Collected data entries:
━━━━━━━━

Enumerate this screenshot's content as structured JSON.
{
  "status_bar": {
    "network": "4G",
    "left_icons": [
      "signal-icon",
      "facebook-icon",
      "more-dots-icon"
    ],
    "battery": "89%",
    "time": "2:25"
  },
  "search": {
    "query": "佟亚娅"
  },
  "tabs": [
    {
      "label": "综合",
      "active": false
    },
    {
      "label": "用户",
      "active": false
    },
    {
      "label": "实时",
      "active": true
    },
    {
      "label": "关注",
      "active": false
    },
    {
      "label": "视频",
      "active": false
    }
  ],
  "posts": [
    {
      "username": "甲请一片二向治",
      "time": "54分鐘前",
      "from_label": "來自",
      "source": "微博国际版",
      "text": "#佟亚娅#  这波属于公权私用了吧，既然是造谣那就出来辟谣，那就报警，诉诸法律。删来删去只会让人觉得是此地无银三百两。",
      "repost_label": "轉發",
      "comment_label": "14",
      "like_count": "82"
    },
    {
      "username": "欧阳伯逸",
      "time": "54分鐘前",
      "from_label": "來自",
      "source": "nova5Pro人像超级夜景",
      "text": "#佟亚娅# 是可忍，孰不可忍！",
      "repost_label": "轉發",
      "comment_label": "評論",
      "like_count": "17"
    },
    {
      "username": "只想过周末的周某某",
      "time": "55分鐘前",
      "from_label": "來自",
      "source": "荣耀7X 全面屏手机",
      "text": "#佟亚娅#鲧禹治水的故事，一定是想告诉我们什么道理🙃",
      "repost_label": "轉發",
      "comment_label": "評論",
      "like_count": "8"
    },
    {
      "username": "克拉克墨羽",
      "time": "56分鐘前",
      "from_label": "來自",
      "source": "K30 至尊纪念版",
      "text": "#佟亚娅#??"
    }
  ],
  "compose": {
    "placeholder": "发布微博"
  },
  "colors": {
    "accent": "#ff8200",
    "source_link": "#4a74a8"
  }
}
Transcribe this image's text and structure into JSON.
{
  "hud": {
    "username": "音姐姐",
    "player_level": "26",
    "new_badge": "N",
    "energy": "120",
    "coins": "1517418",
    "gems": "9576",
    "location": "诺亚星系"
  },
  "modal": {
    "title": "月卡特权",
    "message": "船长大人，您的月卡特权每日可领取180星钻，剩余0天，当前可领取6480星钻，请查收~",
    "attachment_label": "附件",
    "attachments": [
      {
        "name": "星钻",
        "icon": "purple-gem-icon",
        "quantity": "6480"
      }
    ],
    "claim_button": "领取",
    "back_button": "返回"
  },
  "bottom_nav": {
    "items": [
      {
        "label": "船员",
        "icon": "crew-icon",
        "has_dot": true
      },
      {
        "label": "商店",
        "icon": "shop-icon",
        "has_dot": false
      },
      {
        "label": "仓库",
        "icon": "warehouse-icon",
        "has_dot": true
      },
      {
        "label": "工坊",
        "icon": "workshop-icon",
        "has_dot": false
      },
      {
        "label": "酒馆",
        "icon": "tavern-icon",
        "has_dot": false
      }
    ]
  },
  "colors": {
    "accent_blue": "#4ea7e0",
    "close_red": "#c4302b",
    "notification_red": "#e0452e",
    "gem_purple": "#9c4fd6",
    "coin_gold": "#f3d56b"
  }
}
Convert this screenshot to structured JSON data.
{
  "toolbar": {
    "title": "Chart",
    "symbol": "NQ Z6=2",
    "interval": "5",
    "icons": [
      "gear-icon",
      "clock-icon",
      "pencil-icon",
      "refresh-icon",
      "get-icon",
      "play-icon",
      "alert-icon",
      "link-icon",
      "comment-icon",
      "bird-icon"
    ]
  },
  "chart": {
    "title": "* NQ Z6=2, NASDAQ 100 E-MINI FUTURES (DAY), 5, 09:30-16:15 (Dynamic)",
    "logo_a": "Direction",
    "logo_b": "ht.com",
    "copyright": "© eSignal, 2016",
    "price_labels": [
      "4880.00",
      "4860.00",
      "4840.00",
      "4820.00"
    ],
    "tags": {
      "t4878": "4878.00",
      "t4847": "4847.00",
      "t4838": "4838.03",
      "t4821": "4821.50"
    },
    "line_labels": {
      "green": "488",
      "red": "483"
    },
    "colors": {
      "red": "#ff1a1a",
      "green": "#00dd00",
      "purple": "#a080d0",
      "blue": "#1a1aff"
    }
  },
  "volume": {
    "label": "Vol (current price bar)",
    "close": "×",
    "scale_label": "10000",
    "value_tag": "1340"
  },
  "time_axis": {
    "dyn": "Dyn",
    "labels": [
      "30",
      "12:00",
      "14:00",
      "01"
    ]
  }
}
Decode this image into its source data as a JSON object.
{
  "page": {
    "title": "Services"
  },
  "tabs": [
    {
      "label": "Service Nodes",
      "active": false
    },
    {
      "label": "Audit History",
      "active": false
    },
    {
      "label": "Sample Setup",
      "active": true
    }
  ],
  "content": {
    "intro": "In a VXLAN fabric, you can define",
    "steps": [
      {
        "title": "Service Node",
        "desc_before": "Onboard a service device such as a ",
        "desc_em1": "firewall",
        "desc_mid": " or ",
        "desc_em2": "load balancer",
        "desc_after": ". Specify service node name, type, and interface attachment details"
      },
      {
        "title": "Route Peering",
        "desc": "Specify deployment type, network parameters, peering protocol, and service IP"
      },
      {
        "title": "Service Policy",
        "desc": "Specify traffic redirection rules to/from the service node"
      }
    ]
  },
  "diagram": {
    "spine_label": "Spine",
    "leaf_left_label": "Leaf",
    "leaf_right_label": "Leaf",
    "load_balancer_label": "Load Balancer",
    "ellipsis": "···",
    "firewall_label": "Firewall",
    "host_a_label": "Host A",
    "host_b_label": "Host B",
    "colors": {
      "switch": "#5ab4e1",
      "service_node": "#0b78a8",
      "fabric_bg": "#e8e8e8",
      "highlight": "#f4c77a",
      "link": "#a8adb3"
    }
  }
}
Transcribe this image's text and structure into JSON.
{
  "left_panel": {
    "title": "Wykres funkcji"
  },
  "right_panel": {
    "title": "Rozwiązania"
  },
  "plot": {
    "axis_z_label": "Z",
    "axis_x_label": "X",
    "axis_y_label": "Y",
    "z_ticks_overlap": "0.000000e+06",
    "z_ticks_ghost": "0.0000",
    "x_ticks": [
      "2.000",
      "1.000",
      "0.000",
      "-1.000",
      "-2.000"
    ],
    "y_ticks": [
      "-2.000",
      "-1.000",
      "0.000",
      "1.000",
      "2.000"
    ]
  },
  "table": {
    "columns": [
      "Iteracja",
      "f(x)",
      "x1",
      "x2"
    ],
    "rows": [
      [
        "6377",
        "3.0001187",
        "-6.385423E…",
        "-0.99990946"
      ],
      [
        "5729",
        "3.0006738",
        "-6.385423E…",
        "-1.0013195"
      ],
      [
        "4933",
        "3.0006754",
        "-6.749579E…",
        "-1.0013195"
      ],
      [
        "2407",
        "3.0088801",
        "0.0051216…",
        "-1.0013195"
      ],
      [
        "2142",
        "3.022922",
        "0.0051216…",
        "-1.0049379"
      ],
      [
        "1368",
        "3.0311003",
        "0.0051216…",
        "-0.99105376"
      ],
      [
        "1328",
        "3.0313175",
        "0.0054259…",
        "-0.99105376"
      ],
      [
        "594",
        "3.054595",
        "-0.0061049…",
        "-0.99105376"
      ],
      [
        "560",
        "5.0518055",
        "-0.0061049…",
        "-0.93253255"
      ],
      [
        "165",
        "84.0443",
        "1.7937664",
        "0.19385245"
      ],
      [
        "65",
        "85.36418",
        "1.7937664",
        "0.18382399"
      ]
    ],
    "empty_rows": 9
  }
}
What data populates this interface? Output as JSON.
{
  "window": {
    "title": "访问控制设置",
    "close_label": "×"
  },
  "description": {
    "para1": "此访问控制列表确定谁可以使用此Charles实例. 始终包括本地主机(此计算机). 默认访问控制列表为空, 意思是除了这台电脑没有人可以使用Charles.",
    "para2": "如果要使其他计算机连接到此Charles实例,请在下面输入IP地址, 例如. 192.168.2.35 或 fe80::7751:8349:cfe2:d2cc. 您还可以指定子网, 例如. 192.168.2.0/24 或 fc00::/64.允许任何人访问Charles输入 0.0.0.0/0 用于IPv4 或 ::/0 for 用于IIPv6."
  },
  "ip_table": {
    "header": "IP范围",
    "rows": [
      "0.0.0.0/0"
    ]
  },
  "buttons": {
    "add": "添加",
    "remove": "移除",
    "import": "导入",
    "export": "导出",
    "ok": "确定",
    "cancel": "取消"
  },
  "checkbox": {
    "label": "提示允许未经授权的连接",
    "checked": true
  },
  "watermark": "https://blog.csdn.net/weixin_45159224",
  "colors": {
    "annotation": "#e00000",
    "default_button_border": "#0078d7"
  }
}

━━━━━━━━

--- To be done ---
In the entries above, find each line with the word "this" and show it.

--- Solution ---
Enumerate this screenshot's content as structured JSON.
Transcribe this image's text and structure into JSON.
Convert this screenshot to structured JSON data.
Decode this image into its source data as a JSON object.
Transcribe this image's text and structure into JSON.
What data populates this interface? Output as JSON.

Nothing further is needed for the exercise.